**What you are asked to do**
Reproduce the records exactly.

**Task material**
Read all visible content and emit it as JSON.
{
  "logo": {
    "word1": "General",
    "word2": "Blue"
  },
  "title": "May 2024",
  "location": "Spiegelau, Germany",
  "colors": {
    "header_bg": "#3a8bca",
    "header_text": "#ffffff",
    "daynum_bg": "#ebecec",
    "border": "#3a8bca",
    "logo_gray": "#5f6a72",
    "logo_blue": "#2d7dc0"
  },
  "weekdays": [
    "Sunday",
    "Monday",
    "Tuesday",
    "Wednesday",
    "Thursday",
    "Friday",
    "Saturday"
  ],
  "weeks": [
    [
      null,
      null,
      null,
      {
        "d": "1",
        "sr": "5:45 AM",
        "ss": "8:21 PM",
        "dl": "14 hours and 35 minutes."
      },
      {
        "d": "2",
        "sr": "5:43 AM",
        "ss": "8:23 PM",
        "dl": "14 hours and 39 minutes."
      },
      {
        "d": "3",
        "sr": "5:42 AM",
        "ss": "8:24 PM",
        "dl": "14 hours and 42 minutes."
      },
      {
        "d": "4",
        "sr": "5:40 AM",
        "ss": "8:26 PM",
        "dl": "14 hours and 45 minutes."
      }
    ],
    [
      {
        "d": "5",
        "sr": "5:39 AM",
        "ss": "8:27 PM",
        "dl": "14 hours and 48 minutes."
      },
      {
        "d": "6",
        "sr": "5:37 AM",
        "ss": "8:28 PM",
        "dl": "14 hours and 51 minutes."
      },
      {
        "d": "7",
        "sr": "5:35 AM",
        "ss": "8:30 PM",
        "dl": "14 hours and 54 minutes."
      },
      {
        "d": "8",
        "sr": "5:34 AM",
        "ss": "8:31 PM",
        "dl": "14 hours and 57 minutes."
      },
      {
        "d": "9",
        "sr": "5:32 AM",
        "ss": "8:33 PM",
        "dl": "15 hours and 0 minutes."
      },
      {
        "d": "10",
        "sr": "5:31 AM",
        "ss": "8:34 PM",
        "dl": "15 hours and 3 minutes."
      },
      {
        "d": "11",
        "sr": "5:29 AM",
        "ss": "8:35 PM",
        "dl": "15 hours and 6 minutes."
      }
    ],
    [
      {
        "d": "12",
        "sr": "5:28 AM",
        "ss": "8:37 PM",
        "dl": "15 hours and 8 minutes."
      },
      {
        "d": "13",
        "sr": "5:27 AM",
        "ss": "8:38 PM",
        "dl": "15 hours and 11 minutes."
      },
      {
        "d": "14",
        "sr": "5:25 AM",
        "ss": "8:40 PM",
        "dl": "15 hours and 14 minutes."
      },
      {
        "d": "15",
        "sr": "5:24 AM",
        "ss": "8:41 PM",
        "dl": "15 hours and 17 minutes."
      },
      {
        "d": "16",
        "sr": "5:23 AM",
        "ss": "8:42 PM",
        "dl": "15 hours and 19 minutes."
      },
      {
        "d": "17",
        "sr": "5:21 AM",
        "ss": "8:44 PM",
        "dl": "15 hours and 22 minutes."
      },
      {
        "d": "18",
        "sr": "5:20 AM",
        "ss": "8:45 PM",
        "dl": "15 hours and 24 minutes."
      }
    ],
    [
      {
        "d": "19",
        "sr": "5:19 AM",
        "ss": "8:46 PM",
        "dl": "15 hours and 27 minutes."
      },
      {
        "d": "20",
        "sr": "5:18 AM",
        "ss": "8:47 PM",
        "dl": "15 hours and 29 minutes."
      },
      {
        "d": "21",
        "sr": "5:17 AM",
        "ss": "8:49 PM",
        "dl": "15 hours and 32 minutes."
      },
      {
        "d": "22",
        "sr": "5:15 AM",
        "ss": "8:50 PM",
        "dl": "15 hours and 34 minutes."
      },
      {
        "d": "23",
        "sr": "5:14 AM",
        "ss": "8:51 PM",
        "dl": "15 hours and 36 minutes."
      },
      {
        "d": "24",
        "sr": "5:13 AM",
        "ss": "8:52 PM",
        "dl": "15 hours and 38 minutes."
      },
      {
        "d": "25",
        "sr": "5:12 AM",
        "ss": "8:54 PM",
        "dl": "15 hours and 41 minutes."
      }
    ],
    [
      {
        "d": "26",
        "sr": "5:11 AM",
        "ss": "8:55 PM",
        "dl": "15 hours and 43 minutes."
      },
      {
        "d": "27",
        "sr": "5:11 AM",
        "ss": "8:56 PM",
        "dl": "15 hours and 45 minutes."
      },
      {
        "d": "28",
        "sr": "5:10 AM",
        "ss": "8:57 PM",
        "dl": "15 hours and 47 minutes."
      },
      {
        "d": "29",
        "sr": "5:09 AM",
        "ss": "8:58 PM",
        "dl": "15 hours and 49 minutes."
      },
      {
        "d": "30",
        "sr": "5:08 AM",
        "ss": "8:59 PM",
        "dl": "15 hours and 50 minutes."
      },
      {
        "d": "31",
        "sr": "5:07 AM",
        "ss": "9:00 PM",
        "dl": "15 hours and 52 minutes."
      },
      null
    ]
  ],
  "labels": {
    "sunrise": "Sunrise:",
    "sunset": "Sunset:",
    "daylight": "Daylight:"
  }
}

**Exercise result**
Read all visible content and emit it as JSON.
{
  "logo": {
    "word1": "General",
    "word2": "Blue"
  },
  "title": "May 2024",
  "location": "Spiegelau, Germany",
  "colors": {
    "header_bg": "#3a8bca",
    "header_text": "#ffffff",
    "daynum_bg": "#ebecec",
    "border": "#3a8bca",
    "logo_gray": "#5f6a72",
    "logo_blue": "#2d7dc0"
  },
  "weekdays": [
    "Sunday",
    "Monday",
    "Tuesday",
    "Wednesday",
    "Thursday",
    "Friday",
    "Saturday"
  ],
  "weeks": [
    [
      null,
      null,
      null,
      {
        "d": "1",
        "sr": "5:45 AM",
        "ss": "8:21 PM",
        "dl": "14 hours and 35 minutes."
      },
      {
        "d": "2",
        "sr": "5:43 AM",
        "ss": "8:23 PM",
        "dl": "14 hours and 39 minutes."
      },
      {
        "d": "3",
        "sr": "5:42 AM",
        "ss": "8:24 PM",
        "dl": "14 hours and 42 minutes."
      },
      {
        "d": "4",
        "sr": "5:40 AM",
        "ss": "8:26 PM",
        "dl": "14 hours and 45 minutes."
      }
    ],
    [
      {
        "d": "5",
        "sr": "5:39 AM",
        "ss": "8:27 PM",
        "dl": "14 hours and 48 minutes."
      },
      {
        "d": "6",
        "sr": "5:37 AM",
        "ss": "8:28 PM",
        "dl": "14 hours and 51 minutes."
      },
      {
        "d": "7",
        "sr": "5:35 AM",
        "ss": "8:30 PM",
        "dl": "14 hours and 54 minutes."
      },
      {
        "d": "8",
        "sr": "5:34 AM",
        "ss": "8:31 PM",
        "dl": "14 hours and 57 minutes."
      },
      {
        "d": "9",
        "sr": "5:32 AM",
        "ss": "8:33 PM",
        "dl": "15 hours and 0 minutes."
      },
      {
        "d": "10",
        "sr": "5:31 AM",
        "ss": "8:34 PM",
        "dl": "15 hours and 3 minutes."
      },
      {
        "d": "11",
        "sr": "5:29 AM",
        "ss": "8:35 PM",
        "dl": "15 hours and 6 minutes."
      }
    ],
    [
      {
        "d": "12",
        "sr": "5:28 AM",
        "ss": "8:37 PM",
        "dl": "15 hours and 8 minutes."
      },
      {
        "d": "13",
        "sr": "5:27 AM",
        "ss": "8:38 PM",
        "dl": "15 hours and 11 minutes."
      },
      {
        "d": "14",
        "sr": "5:25 AM",
        "ss": "8:40 PM",
        "dl": "15 hours and 14 minutes."
      },
      {
        "d": "15",
        "sr": "5:24 AM",
        "ss": "8:41 PM",
        "dl": "15 hours and 17 minutes."
      },
      {
        "d": "16",
        "sr": "5:23 AM",
        "ss": "8:42 PM",
        "dl": "15 hours and 19 minutes."
      },
      {
        "d": "17",
        "sr": "5:21 AM",
        "ss": "8:44 PM",
        "dl": "15 hours and 22 minutes."
      },
      {
        "d": "18",
        "sr": "5:20 AM",
        "ss": "8:45 PM",
        "dl": "15 hours and 24 minutes."
      }
    ],
    [
      {
        "d": "19",
        "sr": "5:19 AM",
        "ss": "8:46 PM",
        "dl": "15 hours and 27 minutes."
      },
      {
        "d": "20",
        "sr": "5:18 AM",
        "ss": "8:47 PM",
        "dl": "15 hours and 29 minutes."
      },
      {
        "d": "21",
        "sr": "5:17 AM",
        "ss": "8:49 PM",
        "dl": "15 hours and 32 minutes."
      },
      {
        "d": "22",
        "sr": "5:15 AM",
        "ss": "8:50 PM",
        "dl": "15 hours and 34 minutes."
      },
      {
        "d": "23",
        "sr": "5:14 AM",
        "ss": "8:51 PM",
        "dl": "15 hours and 36 minutes."
      },
      {
        "d": "24",
        "sr": "5:13 AM",
        "ss": "8:52 PM",
        "dl": "15 hours and 38 minutes."
      },
      {
        "d": "25",
        "sr": "5:12 AM",
        "ss": "8:54 PM",
        "dl": "15 hours and 41 minutes."
      }
    ],
    [
      {
        "d": "26",
        "sr": "5:11 AM",
        "ss": "8:55 PM",
        "dl": "15 hours and 43 minutes."
      },
      {
        "d": "27",
        "sr": "5:11 AM",
        "ss": "8:56 PM",
        "dl": "15 hours and 45 minutes."
      },
      {
        "d": "28",
        "sr": "5:10 AM",
        "ss": "8:57 PM",
        "dl": "15 hours and 47 minutes."
      },
      {
        "d": "29",
        "sr": "5:09 AM",
        "ss": "8:58 PM",
        "dl": "15 hours and 49 minutes."
      },
      {
        "d": "30",
        "sr": "5:08 AM",
        "ss": "8:59 PM",
        "dl": "15 hours and 50 minutes."
      },
      {
        "d": "31",
        "sr": "5:07 AM",
        "ss": "9:00 PM",
        "dl": "15 hours and 52 minutes."
      },
      null
    ]
  ],
  "labels": {
    "sunrise": "Sunrise:",
    "sunset": "Sunset:",
    "daylight": "Daylight:"
  }
}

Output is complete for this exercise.